What is needed: Return all lines where the word "Fresh" can be found.

Recorded information:
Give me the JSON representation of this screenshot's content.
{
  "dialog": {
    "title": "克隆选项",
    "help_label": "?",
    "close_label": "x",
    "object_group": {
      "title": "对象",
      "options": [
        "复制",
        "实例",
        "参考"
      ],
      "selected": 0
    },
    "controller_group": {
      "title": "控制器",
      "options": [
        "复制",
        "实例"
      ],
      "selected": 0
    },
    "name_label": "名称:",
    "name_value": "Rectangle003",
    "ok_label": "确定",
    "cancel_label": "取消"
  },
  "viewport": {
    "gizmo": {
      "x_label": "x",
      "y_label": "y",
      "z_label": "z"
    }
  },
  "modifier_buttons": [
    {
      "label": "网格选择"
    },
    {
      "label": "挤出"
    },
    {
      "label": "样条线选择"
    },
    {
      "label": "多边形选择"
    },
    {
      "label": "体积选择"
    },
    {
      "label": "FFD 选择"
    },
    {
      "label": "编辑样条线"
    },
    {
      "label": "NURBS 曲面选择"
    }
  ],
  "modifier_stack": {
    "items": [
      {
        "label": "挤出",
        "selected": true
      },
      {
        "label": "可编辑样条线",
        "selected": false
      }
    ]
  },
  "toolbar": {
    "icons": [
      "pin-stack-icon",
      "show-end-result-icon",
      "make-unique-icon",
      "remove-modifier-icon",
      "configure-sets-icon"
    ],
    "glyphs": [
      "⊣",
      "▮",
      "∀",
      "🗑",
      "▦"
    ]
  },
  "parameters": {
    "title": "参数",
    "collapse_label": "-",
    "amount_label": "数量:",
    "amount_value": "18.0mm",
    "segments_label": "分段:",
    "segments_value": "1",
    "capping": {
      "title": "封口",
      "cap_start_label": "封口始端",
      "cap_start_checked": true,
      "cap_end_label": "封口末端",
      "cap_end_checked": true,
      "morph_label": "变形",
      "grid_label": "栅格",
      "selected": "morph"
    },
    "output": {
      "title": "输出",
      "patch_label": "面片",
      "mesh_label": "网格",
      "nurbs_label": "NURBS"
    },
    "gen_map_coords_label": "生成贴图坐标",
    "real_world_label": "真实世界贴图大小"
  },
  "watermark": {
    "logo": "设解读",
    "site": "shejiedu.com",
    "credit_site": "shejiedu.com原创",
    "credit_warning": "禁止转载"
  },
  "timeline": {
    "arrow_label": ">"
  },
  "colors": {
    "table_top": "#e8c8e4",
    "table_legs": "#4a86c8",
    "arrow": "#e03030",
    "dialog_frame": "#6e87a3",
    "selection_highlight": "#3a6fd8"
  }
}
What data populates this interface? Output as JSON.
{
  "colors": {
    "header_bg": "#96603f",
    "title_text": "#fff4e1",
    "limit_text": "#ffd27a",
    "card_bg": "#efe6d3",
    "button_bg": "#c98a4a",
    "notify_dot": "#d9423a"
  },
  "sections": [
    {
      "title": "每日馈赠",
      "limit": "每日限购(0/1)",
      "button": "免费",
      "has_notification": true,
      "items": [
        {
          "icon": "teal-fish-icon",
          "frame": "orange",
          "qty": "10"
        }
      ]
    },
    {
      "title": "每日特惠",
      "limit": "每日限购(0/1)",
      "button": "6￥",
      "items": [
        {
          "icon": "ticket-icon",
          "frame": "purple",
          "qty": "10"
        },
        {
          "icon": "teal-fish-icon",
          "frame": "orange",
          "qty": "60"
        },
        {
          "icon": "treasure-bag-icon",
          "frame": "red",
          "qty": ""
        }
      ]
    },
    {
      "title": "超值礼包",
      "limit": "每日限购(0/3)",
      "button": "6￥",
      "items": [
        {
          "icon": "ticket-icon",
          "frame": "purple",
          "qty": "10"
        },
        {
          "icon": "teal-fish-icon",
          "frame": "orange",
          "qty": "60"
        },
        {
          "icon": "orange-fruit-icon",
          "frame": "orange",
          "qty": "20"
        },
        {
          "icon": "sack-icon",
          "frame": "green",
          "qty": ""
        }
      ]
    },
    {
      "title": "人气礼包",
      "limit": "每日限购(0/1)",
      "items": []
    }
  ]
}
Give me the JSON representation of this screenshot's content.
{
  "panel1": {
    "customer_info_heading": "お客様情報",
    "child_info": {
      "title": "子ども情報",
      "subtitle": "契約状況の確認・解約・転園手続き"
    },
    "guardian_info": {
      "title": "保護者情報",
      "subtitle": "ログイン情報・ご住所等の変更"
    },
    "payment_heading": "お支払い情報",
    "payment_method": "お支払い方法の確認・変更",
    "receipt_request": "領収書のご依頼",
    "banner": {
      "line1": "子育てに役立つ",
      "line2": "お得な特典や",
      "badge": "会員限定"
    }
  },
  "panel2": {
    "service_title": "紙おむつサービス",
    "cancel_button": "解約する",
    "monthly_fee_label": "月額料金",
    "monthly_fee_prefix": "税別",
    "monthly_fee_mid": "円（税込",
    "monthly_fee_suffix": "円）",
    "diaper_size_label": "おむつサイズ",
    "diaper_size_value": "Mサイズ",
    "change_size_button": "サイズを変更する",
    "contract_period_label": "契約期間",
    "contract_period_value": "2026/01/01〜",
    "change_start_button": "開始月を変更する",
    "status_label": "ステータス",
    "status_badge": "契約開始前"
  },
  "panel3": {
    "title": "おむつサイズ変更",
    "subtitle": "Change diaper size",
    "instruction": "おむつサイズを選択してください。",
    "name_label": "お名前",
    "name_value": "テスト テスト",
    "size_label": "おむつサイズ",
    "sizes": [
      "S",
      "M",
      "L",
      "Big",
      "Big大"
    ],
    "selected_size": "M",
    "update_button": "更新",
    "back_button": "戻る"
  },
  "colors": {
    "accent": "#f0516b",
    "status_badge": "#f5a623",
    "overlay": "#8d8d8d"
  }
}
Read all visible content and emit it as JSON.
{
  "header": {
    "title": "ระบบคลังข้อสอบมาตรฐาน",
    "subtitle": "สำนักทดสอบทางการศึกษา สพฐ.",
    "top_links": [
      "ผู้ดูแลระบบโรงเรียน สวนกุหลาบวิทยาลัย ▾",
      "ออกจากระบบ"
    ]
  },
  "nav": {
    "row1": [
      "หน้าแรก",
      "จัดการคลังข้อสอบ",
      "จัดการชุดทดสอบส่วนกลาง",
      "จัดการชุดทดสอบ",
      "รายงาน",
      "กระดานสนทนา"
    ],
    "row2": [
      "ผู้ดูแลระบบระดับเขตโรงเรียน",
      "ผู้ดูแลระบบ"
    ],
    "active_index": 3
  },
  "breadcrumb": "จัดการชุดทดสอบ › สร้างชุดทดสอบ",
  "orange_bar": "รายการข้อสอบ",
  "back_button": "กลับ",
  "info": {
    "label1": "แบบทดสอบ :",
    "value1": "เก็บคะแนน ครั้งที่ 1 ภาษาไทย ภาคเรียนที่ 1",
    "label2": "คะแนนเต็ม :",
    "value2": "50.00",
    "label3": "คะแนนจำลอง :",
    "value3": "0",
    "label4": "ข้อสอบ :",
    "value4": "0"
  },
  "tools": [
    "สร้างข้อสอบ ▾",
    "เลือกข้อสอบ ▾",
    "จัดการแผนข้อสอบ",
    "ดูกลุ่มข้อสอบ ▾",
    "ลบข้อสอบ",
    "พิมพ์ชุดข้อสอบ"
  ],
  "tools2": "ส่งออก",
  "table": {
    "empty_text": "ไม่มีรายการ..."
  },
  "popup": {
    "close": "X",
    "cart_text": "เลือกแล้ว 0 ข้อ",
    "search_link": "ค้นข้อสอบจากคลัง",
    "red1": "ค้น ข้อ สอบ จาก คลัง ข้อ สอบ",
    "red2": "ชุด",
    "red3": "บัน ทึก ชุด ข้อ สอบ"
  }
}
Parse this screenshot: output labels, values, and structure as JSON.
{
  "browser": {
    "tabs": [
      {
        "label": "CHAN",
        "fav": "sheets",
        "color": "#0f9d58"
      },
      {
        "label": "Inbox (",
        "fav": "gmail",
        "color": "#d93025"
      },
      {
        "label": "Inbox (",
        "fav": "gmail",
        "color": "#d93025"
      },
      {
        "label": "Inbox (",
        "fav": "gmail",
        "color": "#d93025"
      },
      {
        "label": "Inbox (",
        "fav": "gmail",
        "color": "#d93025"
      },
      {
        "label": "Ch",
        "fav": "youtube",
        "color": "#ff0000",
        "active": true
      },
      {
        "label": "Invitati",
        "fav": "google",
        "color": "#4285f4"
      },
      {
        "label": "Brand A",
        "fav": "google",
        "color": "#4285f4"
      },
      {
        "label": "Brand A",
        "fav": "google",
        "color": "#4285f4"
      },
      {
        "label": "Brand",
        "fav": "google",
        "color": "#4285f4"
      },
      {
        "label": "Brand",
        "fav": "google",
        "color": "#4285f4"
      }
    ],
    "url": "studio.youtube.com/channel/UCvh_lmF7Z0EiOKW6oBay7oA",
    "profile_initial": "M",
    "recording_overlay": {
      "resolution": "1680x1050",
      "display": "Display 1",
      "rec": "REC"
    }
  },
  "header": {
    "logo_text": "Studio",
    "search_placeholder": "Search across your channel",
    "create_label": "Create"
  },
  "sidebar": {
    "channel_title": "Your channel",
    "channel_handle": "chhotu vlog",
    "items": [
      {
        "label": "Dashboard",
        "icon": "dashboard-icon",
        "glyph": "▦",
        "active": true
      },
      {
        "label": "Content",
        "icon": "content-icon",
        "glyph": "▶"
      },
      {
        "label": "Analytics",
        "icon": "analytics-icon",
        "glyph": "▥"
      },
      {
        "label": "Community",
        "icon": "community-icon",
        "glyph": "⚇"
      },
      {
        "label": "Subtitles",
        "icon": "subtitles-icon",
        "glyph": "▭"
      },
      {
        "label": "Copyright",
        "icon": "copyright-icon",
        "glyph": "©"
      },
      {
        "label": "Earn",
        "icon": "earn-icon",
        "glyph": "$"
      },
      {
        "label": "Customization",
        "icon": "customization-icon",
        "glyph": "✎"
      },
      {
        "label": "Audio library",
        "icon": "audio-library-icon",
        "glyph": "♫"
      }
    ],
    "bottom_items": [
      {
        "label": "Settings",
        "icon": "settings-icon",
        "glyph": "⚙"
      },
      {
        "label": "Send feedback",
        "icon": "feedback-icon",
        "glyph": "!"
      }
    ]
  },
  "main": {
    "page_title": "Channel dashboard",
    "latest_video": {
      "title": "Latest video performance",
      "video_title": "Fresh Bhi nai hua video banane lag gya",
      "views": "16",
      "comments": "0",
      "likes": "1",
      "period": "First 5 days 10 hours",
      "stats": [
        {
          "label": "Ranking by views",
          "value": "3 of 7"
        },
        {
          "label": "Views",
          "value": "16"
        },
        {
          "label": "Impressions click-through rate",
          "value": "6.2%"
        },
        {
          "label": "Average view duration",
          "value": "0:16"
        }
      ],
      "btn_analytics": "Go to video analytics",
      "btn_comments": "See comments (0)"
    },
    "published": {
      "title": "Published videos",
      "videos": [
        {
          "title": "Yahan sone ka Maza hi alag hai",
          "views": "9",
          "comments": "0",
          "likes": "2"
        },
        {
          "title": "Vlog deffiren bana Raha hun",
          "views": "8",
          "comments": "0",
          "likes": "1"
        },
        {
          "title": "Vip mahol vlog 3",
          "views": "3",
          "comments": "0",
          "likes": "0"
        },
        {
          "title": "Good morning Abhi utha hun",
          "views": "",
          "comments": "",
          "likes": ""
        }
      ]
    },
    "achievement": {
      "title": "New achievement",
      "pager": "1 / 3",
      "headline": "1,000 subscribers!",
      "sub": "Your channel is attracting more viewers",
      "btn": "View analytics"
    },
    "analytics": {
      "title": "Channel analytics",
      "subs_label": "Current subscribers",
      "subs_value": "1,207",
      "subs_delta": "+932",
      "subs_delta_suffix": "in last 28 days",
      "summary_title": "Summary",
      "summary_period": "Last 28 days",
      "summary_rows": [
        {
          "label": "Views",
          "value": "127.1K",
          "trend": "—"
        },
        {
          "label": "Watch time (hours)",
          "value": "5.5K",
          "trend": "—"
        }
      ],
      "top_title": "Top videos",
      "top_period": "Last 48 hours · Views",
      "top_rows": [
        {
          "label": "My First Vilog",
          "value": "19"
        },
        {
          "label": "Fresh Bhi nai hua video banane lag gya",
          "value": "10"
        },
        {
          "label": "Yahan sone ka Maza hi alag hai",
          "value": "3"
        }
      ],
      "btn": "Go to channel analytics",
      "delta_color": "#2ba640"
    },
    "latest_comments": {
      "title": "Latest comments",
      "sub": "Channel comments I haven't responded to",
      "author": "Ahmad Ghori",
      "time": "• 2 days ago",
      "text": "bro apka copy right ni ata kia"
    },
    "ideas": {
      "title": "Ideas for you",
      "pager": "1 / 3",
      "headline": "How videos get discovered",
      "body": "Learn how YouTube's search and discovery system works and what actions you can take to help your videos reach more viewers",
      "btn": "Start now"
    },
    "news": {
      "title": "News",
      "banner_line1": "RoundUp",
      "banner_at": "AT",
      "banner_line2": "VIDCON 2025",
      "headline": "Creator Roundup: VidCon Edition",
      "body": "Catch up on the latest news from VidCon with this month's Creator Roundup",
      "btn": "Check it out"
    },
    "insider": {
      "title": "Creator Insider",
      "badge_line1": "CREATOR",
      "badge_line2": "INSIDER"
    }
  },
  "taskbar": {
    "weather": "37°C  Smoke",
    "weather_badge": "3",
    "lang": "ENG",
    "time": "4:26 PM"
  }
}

Output:
      "video_title": "Fresh Bhi nai hua video banane lag gya",
          "label": "Fresh Bhi nai hua video banane lag gya",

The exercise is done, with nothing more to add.